## [Exercise aim]
Identify the lines that contain the word "icon" and copy each one.
======
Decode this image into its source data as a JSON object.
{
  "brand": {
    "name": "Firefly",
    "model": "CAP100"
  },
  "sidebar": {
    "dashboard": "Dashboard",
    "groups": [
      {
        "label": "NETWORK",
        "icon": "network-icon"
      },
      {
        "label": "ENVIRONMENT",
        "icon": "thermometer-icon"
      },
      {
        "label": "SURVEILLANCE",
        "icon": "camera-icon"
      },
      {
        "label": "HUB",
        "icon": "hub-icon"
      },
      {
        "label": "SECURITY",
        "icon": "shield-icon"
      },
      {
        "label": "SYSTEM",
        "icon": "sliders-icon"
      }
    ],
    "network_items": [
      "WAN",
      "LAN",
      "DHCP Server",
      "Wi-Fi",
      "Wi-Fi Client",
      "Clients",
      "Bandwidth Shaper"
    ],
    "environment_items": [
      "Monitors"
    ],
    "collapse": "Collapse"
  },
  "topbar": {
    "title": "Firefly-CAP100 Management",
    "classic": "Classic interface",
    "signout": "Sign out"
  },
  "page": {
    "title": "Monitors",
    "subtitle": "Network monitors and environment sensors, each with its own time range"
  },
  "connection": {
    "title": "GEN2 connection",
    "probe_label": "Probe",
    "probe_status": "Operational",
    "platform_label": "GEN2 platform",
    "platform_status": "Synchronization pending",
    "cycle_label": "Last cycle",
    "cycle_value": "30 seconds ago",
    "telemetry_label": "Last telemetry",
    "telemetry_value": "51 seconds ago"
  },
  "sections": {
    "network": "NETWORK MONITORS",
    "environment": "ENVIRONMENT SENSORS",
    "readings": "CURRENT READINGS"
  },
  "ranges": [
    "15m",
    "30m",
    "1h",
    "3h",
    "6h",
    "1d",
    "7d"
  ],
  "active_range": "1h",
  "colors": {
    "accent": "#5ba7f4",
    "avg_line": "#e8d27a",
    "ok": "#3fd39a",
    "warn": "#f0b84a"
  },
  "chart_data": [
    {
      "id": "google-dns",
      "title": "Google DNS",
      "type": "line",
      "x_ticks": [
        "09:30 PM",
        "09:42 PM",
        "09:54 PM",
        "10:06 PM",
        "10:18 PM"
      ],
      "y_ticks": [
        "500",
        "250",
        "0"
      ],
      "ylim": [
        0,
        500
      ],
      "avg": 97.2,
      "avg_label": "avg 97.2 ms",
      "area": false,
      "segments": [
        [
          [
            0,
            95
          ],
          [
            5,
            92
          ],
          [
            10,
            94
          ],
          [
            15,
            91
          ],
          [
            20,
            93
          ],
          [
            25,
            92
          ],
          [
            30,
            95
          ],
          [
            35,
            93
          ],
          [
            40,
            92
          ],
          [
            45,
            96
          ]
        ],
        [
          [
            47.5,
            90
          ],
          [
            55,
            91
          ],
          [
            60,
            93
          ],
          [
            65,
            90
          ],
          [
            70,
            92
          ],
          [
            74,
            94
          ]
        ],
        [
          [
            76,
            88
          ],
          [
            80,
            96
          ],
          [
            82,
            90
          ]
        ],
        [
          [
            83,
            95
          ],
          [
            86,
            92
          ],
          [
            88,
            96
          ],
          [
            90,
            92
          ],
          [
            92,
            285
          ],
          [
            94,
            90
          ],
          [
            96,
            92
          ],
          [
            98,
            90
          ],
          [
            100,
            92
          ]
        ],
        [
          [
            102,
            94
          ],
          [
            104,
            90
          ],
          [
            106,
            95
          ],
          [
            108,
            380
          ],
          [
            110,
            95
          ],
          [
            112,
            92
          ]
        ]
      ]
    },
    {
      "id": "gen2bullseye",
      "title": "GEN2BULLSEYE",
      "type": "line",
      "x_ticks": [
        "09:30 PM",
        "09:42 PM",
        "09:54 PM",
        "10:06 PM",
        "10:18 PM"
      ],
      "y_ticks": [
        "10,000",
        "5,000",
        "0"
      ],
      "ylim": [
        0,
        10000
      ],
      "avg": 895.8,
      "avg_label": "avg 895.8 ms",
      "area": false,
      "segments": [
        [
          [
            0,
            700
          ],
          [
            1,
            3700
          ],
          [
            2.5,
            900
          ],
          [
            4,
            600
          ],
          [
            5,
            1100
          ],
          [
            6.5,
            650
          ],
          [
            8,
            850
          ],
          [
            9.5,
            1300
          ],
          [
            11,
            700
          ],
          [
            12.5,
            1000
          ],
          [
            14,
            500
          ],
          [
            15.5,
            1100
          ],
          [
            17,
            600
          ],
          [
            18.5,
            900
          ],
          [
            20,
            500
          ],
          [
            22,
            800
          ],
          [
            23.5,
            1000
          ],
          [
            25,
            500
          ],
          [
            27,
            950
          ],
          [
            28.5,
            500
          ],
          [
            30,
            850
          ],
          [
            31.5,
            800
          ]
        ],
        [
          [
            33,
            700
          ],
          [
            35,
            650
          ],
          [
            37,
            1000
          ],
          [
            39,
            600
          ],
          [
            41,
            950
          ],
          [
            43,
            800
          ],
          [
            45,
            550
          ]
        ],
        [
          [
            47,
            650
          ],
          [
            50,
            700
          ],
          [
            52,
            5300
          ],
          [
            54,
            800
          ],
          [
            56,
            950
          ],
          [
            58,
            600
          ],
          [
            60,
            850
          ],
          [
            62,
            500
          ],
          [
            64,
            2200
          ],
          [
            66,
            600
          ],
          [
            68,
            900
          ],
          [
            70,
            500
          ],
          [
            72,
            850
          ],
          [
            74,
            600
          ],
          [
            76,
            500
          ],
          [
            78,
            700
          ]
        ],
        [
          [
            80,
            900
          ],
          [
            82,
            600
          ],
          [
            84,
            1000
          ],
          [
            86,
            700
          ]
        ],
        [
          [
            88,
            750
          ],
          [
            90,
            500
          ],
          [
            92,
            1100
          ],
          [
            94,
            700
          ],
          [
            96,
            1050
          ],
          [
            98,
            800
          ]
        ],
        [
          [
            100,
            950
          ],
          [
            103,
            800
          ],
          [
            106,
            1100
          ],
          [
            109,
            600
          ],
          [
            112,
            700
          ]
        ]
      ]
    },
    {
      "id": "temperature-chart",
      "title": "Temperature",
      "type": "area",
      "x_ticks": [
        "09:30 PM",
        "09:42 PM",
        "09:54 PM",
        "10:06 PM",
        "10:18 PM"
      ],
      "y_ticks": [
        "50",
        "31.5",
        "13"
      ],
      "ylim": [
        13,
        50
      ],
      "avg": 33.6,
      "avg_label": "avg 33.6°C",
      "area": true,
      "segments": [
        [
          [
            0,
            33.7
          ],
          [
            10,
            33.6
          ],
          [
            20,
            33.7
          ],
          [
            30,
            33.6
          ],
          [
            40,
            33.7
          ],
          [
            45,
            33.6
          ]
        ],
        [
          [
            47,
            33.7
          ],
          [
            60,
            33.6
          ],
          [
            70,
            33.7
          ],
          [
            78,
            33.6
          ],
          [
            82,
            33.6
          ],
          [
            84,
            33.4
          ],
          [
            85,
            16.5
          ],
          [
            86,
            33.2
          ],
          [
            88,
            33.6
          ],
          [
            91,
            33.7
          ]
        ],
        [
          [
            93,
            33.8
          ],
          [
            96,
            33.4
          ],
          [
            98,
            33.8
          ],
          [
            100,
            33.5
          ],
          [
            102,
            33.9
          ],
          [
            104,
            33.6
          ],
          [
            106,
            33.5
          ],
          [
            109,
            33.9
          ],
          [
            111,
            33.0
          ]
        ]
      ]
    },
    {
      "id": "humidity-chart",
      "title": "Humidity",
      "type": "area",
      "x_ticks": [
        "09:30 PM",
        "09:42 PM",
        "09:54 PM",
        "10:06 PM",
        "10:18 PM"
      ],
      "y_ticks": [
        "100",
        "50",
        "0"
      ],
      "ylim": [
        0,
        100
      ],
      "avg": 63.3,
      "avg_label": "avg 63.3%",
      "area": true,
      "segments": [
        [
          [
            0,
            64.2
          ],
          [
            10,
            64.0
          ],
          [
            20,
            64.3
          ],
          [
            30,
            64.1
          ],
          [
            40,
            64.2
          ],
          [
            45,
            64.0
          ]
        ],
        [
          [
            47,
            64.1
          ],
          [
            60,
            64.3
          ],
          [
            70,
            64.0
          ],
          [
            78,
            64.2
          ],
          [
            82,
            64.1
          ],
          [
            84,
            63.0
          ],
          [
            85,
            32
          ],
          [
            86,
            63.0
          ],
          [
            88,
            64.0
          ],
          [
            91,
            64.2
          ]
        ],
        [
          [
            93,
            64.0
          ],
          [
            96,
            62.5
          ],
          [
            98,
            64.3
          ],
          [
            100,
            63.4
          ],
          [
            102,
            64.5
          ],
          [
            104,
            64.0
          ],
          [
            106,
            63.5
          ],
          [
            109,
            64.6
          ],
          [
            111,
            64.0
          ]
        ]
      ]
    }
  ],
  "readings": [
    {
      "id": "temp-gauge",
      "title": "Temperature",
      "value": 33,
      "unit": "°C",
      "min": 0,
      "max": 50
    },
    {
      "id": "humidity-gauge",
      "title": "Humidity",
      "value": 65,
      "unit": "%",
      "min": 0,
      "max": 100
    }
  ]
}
======
## [Expected answer]
        "icon": "network-icon"
        "icon": "thermometer-icon"
        "icon": "camera-icon"
        "icon": "hub-icon"
        "icon": "shield-icon"
        "icon": "sliders-icon"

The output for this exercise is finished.